# What you will do:
Which lines contain the word "label"? Return each of them as written.

--- Begin Information given ---

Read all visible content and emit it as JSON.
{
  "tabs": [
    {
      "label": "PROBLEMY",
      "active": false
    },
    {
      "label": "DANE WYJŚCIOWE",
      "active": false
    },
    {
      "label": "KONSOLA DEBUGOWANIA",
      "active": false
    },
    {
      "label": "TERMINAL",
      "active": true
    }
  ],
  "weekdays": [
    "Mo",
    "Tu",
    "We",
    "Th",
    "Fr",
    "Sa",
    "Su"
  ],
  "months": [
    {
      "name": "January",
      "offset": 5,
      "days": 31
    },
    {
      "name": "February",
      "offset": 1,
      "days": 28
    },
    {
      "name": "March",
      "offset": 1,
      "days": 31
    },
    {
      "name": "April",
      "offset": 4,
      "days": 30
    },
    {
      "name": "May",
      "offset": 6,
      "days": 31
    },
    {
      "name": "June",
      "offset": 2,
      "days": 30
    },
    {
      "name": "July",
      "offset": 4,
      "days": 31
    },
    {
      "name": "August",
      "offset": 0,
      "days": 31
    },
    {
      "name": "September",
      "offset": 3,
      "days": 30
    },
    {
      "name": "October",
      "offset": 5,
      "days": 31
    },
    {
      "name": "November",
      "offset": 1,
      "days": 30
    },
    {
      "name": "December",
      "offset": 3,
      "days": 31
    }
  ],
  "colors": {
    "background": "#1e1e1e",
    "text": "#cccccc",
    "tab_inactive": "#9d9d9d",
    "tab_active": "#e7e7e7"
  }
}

--- End Information given ---

# Task answer:
      "label": "PROBLEMY",
      "label": "DANE WYJŚCIOWE",
      "label": "KONSOLA DEBUGOWANIA",
      "label": "TERMINAL",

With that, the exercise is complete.